- _STATED EXERCISE_:
What lines of the data hold the string "photo"? Pull each one out.
* Begin TASK INPUT *
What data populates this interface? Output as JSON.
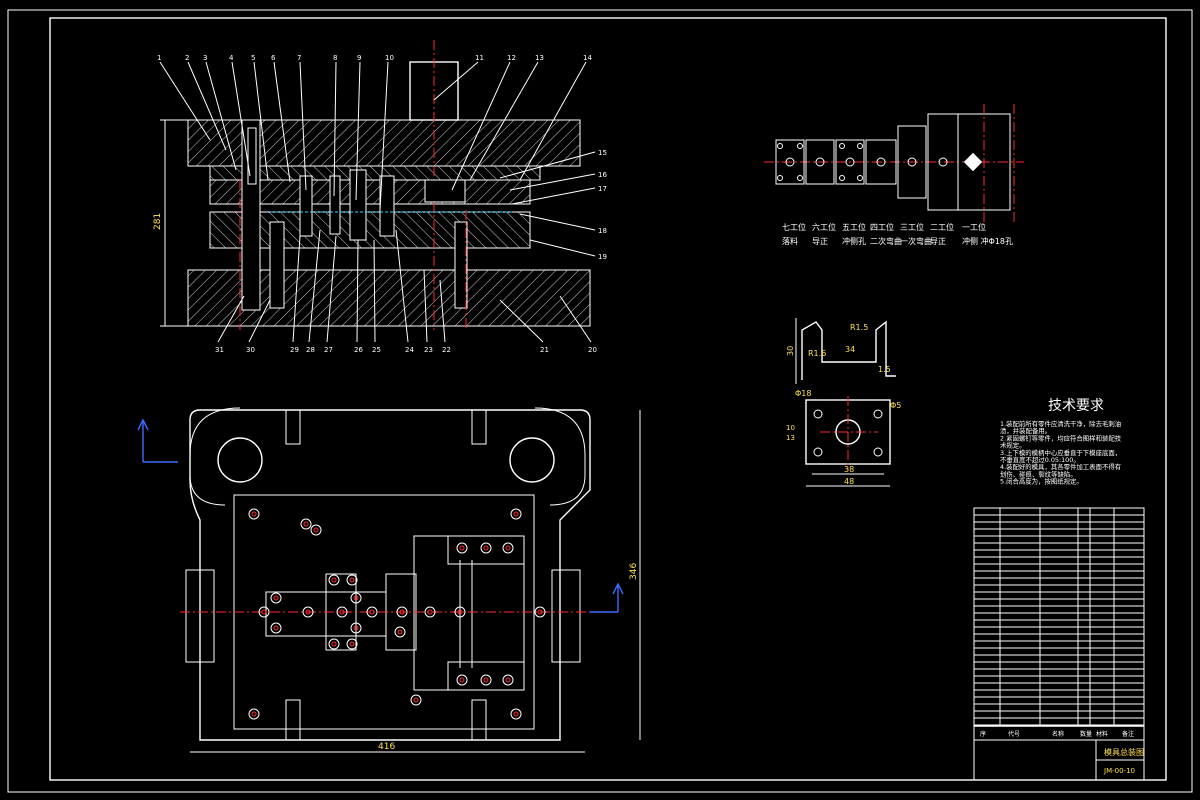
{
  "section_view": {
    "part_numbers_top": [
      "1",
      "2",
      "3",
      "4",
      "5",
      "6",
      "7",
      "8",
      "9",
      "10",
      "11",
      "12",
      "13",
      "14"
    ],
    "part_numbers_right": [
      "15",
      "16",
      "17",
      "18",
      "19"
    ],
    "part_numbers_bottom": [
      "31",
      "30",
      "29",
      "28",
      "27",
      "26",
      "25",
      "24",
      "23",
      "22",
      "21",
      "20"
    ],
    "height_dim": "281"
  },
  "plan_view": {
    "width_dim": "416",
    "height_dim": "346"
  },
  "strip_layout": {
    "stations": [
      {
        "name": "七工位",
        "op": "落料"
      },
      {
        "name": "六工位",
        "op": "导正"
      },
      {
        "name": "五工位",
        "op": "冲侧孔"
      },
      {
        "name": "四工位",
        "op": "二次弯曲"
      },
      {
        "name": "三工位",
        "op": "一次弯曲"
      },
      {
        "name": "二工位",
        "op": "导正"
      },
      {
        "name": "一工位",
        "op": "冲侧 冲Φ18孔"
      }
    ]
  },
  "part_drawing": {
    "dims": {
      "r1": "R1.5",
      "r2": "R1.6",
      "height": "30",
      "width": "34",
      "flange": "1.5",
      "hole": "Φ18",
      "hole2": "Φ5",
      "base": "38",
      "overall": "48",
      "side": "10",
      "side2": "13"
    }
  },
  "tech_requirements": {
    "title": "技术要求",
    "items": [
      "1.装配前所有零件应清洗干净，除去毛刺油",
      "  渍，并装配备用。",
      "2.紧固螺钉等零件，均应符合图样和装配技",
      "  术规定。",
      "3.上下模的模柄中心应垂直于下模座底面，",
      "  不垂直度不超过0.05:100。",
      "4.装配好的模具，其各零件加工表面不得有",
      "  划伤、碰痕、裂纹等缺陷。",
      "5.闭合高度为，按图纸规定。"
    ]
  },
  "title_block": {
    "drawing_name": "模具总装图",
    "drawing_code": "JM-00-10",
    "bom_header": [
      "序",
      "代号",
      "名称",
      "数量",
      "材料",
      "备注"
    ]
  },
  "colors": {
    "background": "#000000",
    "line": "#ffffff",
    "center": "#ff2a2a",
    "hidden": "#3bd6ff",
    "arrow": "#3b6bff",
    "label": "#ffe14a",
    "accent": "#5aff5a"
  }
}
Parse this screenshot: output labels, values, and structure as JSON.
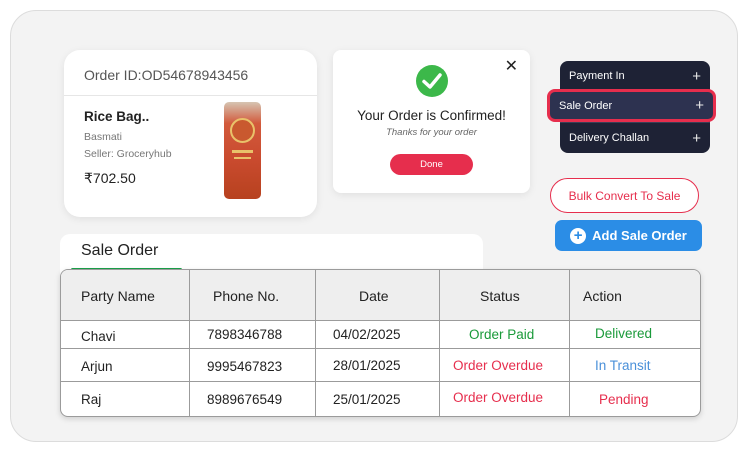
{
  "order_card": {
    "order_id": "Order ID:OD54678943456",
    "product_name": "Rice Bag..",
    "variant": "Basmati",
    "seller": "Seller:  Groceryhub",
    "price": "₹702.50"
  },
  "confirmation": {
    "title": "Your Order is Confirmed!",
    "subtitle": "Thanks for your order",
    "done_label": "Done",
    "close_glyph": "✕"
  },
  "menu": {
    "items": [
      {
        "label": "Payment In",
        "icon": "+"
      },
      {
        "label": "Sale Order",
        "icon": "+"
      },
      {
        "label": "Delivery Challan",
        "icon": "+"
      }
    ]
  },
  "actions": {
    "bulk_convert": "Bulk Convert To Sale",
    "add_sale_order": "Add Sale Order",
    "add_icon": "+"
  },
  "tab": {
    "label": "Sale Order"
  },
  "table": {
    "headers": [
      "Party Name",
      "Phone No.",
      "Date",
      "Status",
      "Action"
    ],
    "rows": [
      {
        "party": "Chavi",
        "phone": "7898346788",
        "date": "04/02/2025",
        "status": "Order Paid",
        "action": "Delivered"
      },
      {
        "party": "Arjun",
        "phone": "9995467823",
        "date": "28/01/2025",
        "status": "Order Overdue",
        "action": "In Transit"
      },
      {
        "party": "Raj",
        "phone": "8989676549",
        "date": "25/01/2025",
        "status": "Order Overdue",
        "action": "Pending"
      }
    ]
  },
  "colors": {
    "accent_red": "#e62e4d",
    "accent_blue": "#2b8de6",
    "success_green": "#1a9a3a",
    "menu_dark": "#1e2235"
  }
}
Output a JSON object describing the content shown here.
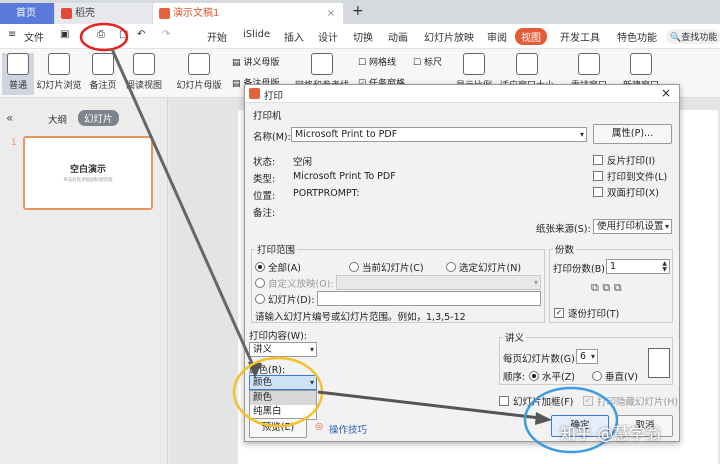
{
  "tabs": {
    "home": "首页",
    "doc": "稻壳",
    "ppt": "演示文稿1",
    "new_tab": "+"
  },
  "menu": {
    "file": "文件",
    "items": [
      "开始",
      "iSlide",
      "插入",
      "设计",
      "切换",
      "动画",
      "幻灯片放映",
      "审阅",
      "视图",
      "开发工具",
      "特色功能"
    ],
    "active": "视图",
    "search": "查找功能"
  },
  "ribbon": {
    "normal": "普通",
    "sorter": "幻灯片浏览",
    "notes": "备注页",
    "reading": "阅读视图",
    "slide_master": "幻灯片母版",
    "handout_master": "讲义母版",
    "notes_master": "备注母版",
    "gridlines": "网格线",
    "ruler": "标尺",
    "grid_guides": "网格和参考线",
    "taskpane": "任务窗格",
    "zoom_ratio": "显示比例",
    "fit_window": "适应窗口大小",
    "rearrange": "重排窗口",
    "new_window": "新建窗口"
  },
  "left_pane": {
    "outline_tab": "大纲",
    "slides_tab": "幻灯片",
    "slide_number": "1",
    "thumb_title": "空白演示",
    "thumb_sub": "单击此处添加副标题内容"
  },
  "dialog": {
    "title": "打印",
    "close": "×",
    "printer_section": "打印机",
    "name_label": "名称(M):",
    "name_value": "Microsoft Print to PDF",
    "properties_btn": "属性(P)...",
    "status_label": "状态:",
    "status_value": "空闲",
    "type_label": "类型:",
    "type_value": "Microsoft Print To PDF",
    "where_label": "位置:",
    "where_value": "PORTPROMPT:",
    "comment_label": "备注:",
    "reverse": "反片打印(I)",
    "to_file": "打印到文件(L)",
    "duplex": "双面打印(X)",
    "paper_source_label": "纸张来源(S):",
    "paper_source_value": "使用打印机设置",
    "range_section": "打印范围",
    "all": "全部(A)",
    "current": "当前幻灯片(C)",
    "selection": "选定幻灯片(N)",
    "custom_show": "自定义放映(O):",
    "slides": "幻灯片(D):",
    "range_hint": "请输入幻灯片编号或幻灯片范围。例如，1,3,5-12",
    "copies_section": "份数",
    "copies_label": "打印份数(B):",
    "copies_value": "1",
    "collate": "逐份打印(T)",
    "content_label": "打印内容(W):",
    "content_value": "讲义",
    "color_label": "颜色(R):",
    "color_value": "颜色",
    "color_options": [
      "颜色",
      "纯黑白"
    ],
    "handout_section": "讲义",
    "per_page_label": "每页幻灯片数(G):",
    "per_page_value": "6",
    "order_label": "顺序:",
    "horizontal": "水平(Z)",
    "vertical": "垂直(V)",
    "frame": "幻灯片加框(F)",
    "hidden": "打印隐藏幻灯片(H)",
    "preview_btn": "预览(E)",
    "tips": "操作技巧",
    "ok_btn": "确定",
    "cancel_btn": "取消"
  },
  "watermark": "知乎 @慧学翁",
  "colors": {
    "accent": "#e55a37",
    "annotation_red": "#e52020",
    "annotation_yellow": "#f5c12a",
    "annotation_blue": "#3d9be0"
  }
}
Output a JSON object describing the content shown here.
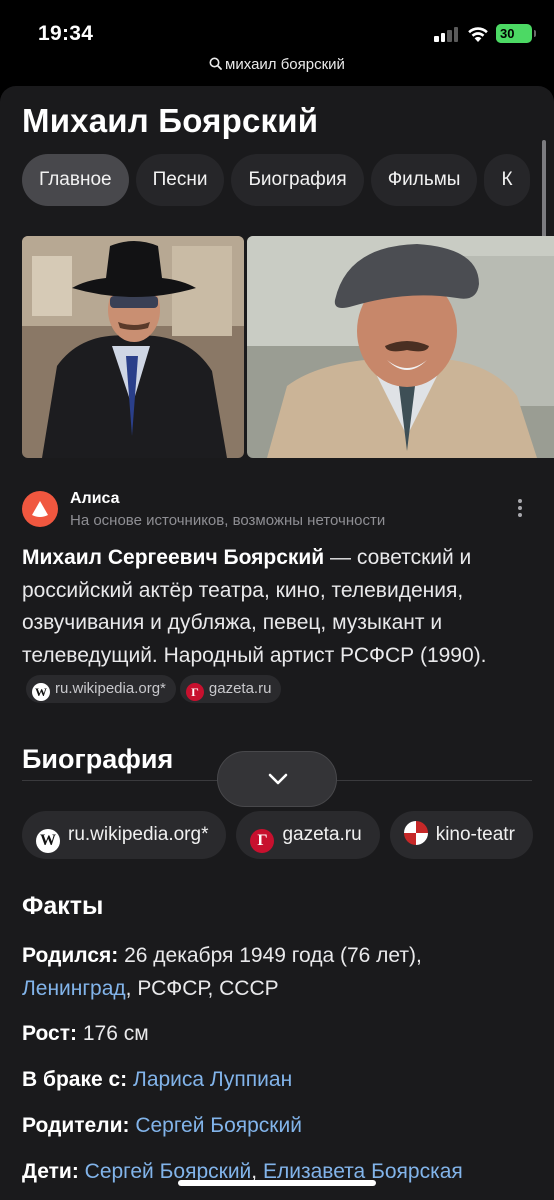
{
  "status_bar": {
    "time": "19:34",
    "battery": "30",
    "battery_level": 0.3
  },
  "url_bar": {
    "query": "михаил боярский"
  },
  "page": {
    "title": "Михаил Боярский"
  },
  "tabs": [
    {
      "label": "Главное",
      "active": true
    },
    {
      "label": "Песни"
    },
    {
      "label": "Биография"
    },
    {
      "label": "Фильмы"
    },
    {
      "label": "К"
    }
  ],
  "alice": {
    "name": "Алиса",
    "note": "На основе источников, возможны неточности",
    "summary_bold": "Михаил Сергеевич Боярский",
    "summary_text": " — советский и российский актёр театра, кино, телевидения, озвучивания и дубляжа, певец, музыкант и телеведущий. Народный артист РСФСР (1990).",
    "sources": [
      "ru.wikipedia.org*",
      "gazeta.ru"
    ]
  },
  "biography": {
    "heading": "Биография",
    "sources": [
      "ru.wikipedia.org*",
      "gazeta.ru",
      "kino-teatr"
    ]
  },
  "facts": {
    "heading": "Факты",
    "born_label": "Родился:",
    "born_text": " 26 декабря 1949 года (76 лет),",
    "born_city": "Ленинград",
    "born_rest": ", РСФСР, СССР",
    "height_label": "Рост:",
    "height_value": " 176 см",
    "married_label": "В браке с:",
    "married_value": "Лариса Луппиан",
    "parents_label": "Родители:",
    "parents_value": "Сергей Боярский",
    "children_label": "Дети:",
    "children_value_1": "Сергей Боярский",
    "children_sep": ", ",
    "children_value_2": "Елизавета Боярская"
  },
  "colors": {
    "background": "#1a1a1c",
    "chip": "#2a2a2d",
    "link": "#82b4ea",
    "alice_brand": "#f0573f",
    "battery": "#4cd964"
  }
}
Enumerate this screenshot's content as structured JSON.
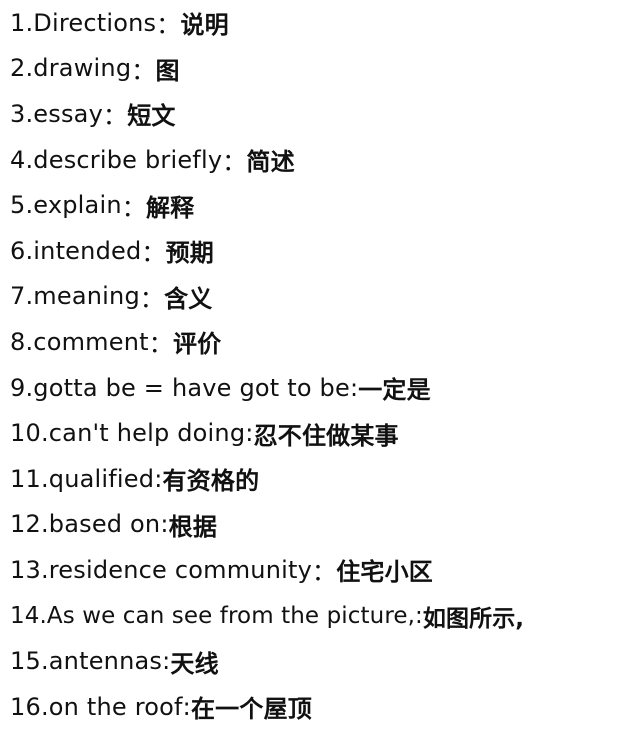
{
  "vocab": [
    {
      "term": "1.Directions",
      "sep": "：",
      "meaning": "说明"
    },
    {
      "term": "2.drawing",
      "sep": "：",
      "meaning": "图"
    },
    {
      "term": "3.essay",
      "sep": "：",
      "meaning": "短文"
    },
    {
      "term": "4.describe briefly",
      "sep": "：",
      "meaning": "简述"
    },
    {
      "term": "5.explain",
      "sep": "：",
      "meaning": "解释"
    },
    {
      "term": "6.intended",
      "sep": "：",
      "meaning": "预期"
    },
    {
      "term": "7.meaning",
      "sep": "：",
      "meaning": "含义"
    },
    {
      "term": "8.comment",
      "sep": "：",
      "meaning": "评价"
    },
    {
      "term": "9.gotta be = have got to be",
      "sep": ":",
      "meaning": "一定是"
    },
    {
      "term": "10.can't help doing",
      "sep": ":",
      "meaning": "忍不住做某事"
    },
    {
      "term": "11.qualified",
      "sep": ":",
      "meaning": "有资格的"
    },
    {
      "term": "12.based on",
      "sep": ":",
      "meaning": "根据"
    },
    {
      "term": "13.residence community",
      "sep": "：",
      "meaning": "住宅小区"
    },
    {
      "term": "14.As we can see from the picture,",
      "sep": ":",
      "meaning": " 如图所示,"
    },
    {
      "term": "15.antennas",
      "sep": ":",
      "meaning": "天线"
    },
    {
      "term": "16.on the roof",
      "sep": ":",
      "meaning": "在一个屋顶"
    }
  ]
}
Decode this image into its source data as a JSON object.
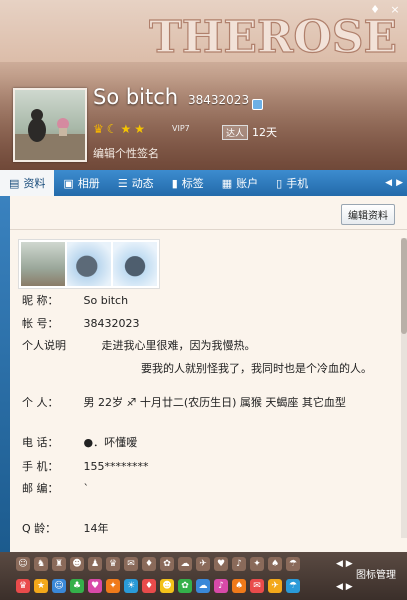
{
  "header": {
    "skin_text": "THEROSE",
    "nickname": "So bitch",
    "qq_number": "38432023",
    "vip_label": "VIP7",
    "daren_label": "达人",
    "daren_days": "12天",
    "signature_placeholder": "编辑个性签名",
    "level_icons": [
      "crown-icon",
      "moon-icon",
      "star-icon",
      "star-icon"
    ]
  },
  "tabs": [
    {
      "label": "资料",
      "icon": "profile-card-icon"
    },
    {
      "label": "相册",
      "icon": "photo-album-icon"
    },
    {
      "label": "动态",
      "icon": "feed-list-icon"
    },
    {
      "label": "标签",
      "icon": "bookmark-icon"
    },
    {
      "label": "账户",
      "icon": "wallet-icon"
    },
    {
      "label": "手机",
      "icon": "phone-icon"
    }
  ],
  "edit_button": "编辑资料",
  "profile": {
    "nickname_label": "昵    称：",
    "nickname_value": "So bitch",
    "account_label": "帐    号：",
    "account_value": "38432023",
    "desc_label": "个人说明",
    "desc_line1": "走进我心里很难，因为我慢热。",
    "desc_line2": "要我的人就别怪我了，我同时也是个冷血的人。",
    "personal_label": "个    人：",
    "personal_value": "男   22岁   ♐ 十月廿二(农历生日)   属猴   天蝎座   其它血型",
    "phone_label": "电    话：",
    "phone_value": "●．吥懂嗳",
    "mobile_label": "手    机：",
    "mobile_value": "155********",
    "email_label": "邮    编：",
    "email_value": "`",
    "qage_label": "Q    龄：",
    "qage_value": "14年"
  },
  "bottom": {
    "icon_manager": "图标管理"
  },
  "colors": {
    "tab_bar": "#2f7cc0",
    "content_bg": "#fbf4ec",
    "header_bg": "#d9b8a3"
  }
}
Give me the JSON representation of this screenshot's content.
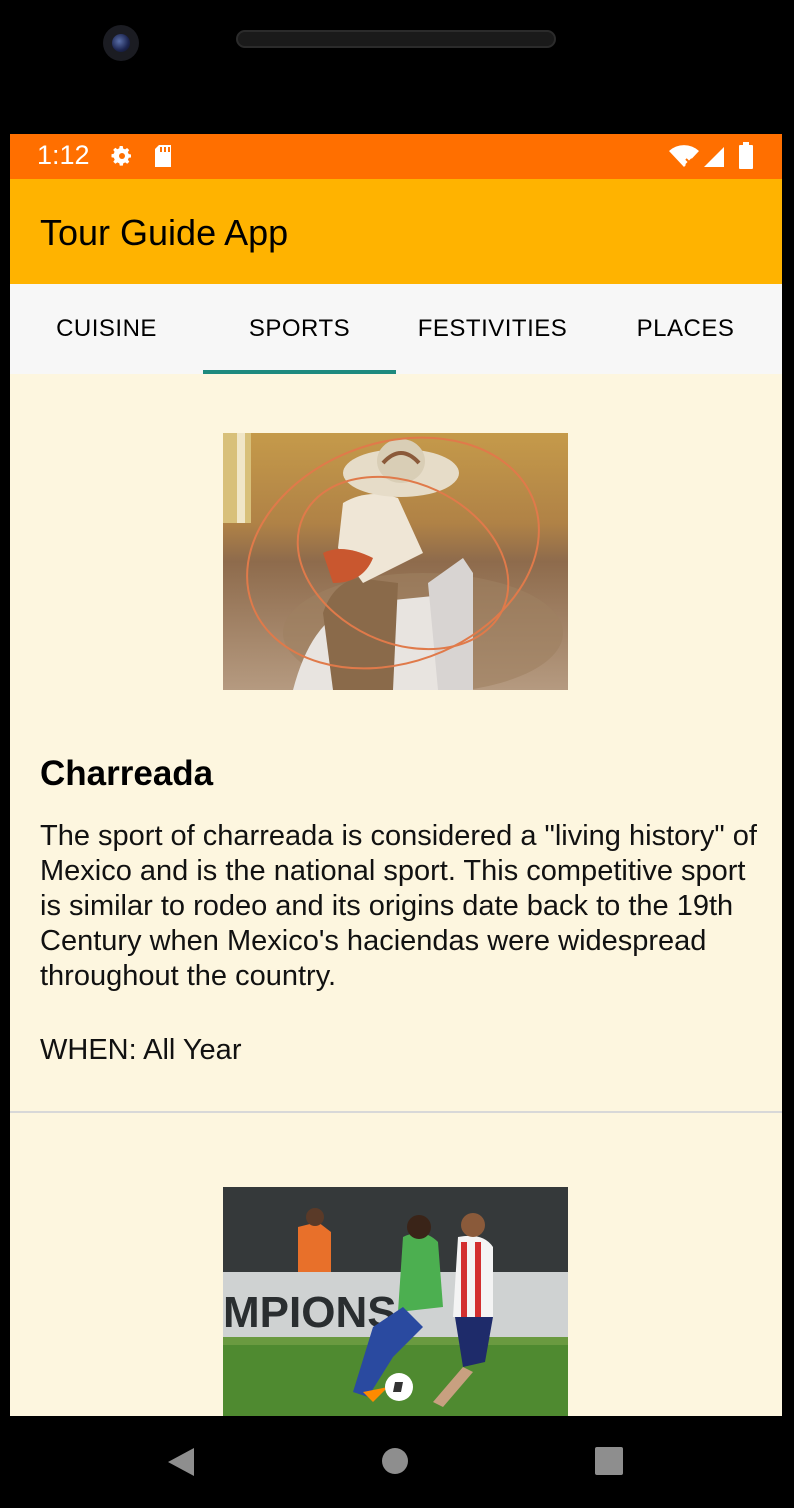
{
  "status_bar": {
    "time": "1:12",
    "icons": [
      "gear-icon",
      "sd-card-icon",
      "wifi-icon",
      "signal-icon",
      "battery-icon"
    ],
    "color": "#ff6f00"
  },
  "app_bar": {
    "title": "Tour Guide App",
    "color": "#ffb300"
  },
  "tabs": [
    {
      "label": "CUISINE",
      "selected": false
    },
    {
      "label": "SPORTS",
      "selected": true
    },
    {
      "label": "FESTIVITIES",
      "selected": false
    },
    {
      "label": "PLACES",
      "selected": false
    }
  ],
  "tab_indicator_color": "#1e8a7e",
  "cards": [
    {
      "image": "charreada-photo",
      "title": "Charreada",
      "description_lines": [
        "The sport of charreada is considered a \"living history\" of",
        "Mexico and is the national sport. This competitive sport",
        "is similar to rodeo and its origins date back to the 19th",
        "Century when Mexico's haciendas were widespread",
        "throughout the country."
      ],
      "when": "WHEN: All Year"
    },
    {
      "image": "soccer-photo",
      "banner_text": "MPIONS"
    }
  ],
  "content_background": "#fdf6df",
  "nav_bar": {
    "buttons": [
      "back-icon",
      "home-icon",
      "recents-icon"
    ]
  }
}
* End TASK INPUT *
- _TASK OUTPUT_:
      "icon": "photo-album-icon"
      "image": "charreada-photo",
      "image": "soccer-photo",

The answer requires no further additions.